TASK GOAL => Transcribe the entries below exactly.

Extracted data entries =>
--------------------

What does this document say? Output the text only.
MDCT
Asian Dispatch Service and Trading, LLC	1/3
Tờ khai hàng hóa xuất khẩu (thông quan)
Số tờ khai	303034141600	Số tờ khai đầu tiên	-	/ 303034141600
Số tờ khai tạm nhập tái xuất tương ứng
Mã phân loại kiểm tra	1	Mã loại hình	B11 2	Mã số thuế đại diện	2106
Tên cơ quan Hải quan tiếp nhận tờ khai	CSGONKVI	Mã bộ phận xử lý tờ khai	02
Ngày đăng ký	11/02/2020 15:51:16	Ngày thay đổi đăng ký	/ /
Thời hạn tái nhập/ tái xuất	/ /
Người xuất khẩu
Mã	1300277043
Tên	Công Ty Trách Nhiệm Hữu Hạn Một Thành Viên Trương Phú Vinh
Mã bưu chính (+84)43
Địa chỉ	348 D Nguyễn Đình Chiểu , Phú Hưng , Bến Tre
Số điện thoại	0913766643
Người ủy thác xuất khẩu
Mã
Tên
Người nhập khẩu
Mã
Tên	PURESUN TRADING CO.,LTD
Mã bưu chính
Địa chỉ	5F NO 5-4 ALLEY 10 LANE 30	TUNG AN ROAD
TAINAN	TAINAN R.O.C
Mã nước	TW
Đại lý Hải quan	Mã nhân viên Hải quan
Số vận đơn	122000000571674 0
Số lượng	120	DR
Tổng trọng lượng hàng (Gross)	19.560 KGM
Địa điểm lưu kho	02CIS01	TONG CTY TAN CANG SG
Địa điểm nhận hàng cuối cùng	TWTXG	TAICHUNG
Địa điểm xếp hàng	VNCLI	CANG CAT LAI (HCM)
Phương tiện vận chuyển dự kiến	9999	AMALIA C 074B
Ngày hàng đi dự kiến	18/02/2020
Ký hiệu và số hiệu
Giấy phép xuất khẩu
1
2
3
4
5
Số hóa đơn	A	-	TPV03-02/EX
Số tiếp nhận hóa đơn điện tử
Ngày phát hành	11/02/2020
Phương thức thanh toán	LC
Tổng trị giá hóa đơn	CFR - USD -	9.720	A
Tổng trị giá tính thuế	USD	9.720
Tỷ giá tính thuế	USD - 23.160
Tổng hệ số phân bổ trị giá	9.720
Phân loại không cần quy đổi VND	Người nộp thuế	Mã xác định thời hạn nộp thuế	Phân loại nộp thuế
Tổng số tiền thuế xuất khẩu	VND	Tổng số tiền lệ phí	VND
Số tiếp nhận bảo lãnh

--------------------

SOLUTION FOR THIS TASK =>
What does this document say? Output the text only.
MDCT
Asian Dispatch Service and Trading, LLC	1/3
Tờ khai hàng hóa xuất khẩu (thông quan)
Số tờ khai	303034141600	Số tờ khai đầu tiên	-	/ 303034141600
Số tờ khai tạm nhập tái xuất tương ứng
Mã phân loại kiểm tra	1	Mã loại hình	B11 2	Mã số thuế đại diện	2106
Tên cơ quan Hải quan tiếp nhận tờ khai	CSGONKVI	Mã bộ phận xử lý tờ khai	02
Ngày đăng ký	11/02/2020 15:51:16	Ngày thay đổi đăng ký	/ /
Thời hạn tái nhập/ tái xuất	/ /
Người xuất khẩu
Mã	1300277043
Tên	Công Ty Trách Nhiệm Hữu Hạn Một Thành Viên Trương Phú Vinh
Mã bưu chính (+84)43
Địa chỉ	348 D Nguyễn Đình Chiểu , Phú Hưng , Bến Tre
Số điện thoại	0913766643
Người ủy thác xuất khẩu
Mã
Tên
Người nhập khẩu
Mã
Tên	PURESUN TRADING CO.,LTD
Mã bưu chính
Địa chỉ	5F NO 5-4 ALLEY 10 LANE 30	TUNG AN ROAD
TAINAN	TAINAN R.O.C
Mã nước	TW
Đại lý Hải quan	Mã nhân viên Hải quan
Số vận đơn	122000000571674 0
Số lượng	120	DR
Tổng trọng lượng hàng (Gross)	19.560 KGM
Địa điểm lưu kho	02CIS01	TONG CTY TAN CANG SG
Địa điểm nhận hàng cuối cùng	TWTXG	TAICHUNG
Địa điểm xếp hàng	VNCLI	CANG CAT LAI (HCM)
Phương tiện vận chuyển dự kiến	9999	AMALIA C 074B
Ngày hàng đi dự kiến	18/02/2020
Ký hiệu và số hiệu
Giấy phép xuất khẩu
1
2
3
4
5
Số hóa đơn	A	-	TPV03-02/EX
Số tiếp nhận hóa đơn điện tử
Ngày phát hành	11/02/2020
Phương thức thanh toán	LC
Tổng trị giá hóa đơn	CFR - USD -	9.720	A
Tổng trị giá tính thuế	USD	9.720
Tỷ giá tính thuế	USD - 23.160
Tổng hệ số phân bổ trị giá	9.720
Phân loại không cần quy đổi VND	Người nộp thuế	Mã xác định thời hạn nộp thuế	Phân loại nộp thuế
Tổng số tiền thuế xuất khẩu	VND	Tổng số tiền lệ phí	VND
Số tiếp nhận bảo lãnh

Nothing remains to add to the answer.